> Requirements: Would you pull out every line of the material that contains the string "proper"?

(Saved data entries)
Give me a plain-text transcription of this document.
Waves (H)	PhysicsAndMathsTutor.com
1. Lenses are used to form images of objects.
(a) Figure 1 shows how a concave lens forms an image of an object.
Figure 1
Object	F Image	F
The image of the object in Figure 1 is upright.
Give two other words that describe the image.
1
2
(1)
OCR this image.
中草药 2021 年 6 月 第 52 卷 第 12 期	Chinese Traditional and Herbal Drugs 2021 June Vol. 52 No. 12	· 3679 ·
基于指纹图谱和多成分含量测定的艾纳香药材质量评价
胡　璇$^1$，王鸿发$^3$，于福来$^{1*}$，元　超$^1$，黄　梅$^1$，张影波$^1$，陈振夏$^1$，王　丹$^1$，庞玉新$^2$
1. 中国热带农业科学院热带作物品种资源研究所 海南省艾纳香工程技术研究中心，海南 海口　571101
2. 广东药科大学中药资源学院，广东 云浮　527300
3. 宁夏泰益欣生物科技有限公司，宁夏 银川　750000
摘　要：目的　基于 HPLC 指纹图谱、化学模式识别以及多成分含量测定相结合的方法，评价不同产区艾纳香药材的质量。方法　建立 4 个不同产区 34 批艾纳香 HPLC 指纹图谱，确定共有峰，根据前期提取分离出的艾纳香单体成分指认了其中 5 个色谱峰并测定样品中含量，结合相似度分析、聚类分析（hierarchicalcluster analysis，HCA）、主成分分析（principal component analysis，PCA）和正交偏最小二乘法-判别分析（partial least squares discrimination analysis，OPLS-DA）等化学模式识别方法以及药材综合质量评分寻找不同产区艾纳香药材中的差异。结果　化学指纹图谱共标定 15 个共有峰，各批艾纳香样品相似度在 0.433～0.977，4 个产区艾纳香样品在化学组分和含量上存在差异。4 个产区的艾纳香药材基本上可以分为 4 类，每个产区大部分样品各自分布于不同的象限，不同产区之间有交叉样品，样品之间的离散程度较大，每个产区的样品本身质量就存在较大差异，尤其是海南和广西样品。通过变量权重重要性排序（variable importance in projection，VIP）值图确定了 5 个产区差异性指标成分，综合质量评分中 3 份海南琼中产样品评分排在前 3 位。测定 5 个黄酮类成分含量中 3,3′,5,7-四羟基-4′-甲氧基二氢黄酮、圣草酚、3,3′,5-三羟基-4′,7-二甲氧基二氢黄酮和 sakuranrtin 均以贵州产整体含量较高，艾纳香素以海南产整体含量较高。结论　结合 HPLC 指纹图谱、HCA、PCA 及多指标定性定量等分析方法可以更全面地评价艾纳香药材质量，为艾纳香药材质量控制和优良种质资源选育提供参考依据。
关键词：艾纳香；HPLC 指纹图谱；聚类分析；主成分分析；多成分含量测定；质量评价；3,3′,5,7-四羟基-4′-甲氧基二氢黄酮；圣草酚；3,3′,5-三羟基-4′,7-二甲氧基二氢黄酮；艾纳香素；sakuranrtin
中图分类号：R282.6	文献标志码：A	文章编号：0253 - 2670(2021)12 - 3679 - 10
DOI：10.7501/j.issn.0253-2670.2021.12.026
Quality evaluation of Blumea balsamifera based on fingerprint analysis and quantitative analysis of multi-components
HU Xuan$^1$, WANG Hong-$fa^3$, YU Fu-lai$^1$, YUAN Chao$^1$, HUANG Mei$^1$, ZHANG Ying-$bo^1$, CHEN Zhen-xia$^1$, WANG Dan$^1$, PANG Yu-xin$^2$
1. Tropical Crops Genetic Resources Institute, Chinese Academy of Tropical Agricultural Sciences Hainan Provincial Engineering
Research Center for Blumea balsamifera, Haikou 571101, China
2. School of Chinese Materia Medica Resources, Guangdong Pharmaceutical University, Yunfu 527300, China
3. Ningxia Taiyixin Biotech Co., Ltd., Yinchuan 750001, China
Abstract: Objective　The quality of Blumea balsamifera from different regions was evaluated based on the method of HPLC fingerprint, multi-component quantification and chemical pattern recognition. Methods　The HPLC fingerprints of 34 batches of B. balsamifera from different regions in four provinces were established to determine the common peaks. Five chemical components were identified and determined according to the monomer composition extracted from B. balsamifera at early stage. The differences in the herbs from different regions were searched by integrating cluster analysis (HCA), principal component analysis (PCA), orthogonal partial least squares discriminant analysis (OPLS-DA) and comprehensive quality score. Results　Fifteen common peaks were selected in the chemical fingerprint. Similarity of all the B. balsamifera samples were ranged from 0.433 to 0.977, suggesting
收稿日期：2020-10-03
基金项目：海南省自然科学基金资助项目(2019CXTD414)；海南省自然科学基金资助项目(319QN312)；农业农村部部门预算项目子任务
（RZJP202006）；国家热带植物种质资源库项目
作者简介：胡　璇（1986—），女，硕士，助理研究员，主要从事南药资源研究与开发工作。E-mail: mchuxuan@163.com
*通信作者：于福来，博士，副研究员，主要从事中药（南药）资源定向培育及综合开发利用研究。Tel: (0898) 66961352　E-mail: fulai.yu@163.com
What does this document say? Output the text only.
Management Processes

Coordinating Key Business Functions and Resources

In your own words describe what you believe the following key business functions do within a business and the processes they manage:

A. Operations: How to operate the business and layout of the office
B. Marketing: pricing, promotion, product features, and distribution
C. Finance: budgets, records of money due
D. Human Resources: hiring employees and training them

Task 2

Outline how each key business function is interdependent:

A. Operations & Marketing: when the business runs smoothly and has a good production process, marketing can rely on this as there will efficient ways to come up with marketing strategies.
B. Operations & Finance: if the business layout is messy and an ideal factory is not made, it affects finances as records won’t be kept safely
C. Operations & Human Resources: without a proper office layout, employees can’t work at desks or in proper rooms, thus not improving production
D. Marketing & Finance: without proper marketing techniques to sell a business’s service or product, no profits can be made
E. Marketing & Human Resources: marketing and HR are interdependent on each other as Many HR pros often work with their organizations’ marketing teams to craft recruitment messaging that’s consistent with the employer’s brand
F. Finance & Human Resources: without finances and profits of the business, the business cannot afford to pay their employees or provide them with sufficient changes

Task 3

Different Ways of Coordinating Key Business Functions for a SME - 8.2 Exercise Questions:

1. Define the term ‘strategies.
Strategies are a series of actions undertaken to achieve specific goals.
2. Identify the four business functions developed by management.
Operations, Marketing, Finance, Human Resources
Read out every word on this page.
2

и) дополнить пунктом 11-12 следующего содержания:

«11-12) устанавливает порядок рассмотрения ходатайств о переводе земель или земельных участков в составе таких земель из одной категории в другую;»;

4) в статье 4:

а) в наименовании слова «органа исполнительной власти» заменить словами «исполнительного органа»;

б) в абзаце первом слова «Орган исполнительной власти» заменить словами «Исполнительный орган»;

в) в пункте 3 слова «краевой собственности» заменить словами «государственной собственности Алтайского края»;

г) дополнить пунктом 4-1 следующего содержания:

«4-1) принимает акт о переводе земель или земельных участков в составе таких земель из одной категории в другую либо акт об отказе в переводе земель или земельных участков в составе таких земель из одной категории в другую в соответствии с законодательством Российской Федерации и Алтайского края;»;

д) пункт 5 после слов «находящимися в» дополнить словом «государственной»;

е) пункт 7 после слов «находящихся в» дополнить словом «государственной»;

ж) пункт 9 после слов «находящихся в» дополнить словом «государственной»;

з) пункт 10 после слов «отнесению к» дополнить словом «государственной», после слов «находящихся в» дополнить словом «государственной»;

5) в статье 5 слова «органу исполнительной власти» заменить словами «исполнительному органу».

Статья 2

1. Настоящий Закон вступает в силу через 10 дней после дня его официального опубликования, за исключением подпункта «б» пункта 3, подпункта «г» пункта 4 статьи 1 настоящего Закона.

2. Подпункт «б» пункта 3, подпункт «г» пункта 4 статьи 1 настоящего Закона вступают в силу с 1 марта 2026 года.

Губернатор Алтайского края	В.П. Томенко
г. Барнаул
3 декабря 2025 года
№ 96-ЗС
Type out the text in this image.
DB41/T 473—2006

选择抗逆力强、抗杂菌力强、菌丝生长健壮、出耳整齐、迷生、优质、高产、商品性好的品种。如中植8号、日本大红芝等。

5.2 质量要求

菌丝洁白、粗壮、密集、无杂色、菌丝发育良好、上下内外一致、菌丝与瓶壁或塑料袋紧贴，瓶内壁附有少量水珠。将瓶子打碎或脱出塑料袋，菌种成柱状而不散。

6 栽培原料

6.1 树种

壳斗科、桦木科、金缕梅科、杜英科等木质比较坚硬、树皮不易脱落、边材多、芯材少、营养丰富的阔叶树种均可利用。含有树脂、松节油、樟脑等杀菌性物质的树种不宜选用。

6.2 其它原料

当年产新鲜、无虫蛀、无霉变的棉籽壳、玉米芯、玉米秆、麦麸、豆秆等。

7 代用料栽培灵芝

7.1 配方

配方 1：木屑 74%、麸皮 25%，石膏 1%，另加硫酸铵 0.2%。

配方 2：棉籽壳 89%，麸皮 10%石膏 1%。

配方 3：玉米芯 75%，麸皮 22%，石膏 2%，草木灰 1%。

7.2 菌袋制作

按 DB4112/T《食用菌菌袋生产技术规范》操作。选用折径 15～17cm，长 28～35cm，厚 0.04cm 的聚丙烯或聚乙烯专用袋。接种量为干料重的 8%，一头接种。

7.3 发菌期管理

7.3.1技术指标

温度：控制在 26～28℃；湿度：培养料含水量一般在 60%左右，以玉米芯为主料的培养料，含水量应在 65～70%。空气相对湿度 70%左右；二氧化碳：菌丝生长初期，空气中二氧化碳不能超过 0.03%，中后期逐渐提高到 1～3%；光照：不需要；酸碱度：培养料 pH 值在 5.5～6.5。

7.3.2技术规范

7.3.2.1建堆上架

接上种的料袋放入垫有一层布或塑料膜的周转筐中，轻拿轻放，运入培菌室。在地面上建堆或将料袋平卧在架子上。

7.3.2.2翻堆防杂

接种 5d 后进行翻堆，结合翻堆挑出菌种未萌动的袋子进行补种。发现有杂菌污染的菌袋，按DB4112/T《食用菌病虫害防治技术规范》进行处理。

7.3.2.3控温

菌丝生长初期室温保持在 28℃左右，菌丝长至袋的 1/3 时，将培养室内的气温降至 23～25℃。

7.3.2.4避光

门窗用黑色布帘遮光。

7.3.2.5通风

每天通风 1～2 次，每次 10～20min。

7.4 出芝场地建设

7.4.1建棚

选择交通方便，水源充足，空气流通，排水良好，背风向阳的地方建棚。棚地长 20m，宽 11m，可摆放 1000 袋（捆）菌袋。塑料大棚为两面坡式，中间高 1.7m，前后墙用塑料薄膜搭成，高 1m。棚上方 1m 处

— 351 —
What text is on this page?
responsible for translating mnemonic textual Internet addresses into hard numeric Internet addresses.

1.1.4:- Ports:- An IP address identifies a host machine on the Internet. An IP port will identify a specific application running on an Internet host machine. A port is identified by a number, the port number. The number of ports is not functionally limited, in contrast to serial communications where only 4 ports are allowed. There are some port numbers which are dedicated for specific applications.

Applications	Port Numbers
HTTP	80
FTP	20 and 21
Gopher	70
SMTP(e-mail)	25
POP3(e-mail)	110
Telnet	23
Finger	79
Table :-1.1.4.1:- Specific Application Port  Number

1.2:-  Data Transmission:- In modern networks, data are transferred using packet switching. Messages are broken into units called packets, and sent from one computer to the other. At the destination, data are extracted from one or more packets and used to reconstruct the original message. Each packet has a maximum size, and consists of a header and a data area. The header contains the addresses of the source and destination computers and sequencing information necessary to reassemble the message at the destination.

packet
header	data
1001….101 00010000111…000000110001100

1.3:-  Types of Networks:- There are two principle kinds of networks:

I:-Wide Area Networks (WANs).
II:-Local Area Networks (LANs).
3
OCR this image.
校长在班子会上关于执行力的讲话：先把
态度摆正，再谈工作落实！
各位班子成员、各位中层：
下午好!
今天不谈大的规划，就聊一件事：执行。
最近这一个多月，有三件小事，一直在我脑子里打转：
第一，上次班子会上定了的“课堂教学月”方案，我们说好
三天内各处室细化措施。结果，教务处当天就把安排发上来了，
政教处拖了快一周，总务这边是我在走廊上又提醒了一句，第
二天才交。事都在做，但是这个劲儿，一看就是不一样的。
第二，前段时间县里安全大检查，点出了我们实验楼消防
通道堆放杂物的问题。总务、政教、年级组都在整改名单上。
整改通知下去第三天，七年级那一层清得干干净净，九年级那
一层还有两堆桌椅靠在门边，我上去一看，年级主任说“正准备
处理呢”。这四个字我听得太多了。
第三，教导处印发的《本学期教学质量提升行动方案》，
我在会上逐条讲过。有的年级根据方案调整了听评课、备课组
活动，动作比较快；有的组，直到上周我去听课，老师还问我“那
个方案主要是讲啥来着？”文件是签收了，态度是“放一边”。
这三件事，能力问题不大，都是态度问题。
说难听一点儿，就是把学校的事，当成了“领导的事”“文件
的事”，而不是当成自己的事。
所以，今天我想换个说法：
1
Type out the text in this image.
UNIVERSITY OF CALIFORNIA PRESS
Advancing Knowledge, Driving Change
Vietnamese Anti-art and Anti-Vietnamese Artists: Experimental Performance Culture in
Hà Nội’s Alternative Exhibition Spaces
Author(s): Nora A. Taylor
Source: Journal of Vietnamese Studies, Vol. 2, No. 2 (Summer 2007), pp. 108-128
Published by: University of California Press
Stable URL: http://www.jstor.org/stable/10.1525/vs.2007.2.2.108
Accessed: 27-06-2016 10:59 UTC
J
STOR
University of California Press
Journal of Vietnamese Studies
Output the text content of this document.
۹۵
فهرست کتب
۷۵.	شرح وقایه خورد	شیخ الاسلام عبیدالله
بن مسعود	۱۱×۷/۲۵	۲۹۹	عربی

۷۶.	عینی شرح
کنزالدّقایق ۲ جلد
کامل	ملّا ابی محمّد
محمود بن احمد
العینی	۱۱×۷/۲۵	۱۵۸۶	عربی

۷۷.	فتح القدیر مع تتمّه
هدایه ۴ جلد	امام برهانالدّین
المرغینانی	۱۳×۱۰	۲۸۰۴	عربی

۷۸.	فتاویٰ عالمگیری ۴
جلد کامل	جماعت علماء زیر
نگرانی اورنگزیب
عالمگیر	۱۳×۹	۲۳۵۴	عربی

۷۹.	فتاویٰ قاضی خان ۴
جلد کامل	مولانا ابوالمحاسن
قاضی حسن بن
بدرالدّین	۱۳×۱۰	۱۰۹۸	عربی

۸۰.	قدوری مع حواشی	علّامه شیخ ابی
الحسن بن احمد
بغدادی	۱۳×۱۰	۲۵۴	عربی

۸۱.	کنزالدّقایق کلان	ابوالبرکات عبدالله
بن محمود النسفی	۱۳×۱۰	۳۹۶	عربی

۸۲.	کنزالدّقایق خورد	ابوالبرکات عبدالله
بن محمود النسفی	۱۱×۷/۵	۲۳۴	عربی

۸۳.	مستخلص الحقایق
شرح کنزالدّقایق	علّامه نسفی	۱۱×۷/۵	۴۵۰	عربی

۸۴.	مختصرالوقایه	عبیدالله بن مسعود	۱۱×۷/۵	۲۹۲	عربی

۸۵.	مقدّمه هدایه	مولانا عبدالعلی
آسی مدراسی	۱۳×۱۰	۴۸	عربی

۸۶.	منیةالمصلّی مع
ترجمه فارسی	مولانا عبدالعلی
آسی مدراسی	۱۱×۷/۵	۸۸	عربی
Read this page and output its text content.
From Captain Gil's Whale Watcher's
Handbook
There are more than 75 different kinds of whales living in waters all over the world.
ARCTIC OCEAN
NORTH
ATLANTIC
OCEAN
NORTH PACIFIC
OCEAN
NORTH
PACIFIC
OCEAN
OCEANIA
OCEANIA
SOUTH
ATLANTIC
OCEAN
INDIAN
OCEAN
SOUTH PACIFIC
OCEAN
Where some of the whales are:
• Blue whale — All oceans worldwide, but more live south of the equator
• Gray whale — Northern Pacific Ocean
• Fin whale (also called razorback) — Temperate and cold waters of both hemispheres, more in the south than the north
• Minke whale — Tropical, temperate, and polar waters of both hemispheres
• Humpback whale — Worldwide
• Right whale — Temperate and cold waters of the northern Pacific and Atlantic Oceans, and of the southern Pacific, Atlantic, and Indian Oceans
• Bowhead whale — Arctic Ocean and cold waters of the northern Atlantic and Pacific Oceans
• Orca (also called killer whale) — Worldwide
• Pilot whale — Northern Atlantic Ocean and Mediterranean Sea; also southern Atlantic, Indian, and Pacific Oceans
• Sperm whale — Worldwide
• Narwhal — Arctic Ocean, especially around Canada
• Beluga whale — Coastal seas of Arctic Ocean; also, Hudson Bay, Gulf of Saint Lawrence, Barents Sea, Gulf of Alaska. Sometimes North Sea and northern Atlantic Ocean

> Exercise answer:
C. Operations & Human Resources: without a proper office layout, employees can’t work at desks or in proper rooms, thus not improving production
D. Marketing & Finance: without proper marketing techniques to sell a business’s service or product, no profits can be made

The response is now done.